··· Record set
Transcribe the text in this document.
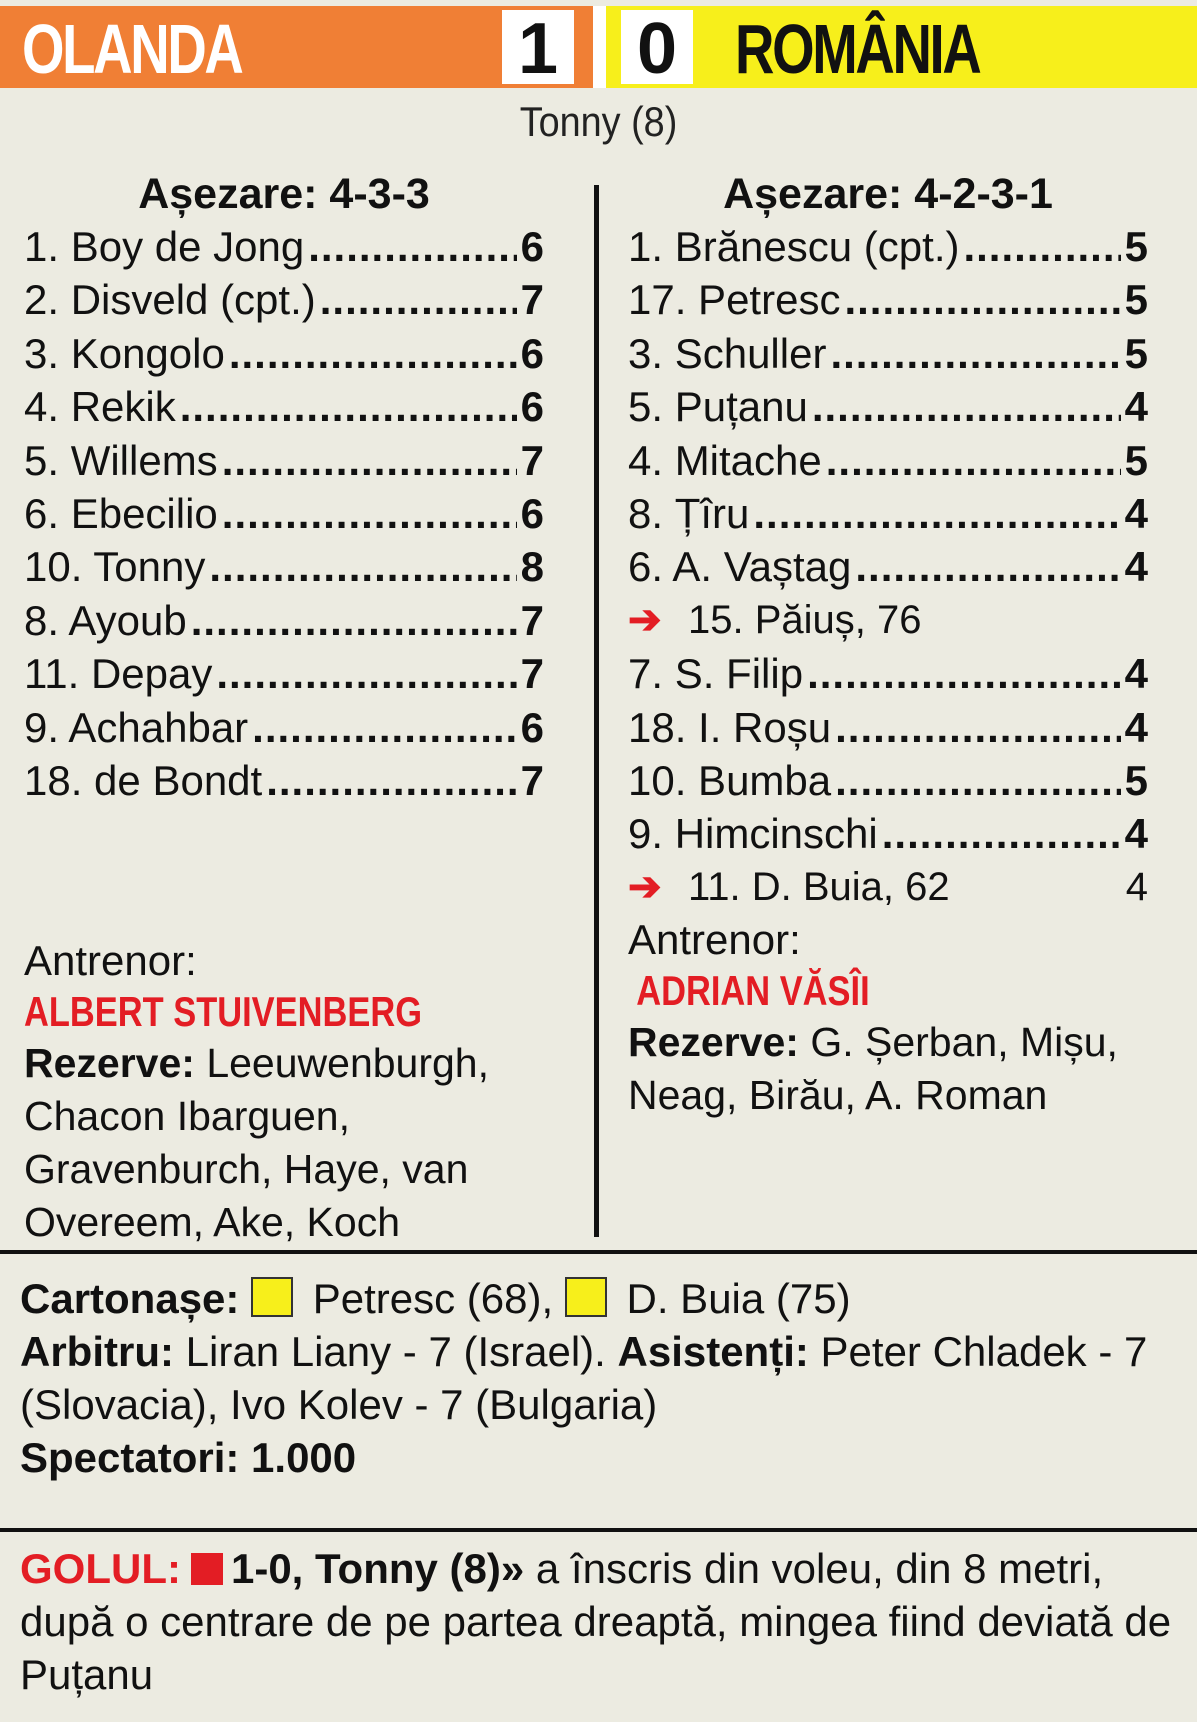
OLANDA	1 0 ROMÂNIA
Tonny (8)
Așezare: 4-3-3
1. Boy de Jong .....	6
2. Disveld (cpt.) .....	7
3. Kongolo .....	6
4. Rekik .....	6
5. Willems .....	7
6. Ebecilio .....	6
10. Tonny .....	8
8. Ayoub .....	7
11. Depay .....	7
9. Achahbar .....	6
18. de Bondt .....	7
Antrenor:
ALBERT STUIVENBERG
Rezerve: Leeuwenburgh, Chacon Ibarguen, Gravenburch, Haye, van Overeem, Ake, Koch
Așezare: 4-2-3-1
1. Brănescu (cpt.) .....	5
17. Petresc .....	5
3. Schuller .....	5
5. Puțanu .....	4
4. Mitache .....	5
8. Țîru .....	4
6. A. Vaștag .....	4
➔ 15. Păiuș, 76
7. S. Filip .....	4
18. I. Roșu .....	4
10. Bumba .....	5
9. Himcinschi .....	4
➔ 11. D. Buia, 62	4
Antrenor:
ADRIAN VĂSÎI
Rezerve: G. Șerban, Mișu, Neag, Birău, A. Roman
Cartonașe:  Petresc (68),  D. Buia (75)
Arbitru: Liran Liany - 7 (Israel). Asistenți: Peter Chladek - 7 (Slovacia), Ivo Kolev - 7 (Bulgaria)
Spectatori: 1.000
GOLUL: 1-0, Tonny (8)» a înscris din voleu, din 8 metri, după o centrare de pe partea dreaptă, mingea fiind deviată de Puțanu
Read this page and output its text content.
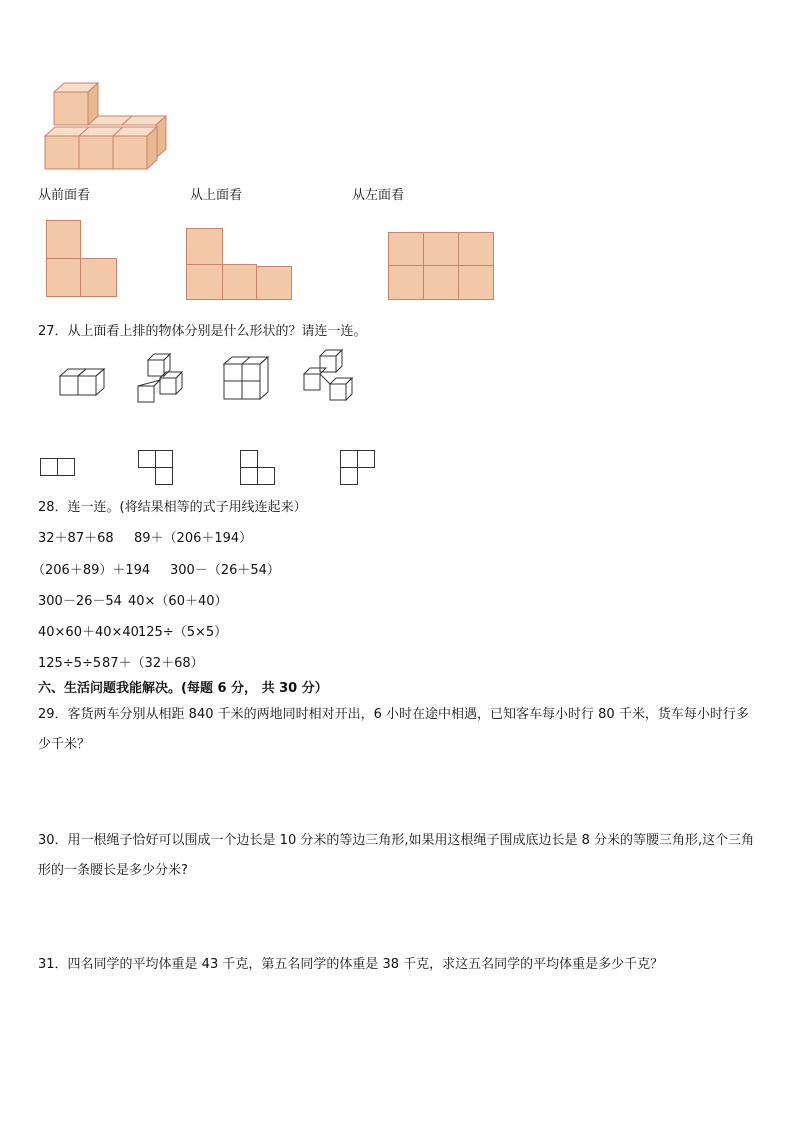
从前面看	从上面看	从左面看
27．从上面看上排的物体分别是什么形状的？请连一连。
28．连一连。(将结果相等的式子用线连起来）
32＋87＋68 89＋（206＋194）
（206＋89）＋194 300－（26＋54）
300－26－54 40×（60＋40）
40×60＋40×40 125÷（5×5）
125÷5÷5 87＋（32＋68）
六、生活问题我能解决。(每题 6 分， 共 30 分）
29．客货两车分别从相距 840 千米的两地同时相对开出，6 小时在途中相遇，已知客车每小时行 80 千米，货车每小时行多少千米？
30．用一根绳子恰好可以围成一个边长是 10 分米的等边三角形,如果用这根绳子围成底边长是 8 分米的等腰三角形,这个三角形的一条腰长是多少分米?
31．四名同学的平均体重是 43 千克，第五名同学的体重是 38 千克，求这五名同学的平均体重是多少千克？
······
··· Record set
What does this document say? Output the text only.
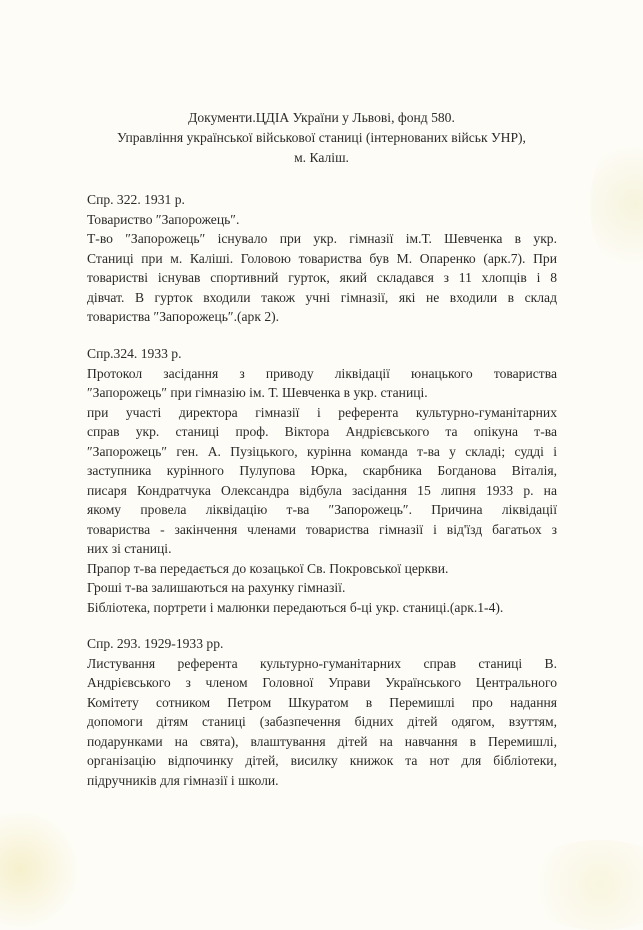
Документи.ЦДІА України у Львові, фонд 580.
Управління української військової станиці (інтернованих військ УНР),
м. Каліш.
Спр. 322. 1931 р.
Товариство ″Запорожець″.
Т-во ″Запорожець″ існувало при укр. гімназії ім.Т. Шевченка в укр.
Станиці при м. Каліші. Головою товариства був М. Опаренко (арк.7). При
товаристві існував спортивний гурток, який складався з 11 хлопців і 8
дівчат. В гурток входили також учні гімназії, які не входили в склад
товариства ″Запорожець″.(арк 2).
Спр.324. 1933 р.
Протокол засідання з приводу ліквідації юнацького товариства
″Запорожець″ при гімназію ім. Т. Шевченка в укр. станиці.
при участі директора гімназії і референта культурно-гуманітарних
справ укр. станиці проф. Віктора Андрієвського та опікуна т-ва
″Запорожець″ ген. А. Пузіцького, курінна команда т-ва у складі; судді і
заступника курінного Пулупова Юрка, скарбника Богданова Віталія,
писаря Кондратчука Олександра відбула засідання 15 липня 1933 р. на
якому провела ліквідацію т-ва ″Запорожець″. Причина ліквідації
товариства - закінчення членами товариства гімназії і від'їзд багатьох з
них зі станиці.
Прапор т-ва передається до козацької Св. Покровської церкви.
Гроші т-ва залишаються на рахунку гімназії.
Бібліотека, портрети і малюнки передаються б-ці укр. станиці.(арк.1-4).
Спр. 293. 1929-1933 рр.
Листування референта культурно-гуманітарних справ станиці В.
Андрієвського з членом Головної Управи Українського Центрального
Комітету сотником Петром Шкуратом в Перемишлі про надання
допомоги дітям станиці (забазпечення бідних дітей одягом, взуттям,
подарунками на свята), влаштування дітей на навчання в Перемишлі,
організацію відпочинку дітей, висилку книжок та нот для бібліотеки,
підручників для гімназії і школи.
······
**Exercise**. Looking at the data above, show all lines where the word "Puțanu" occurs.

**Problem solution**.
5. Puțanu .....	4
GOLUL: 1-0, Tonny (8)» a înscris din voleu, din 8 metri, după o centrare de pe partea dreaptă, mingea fiind deviată de Puțanu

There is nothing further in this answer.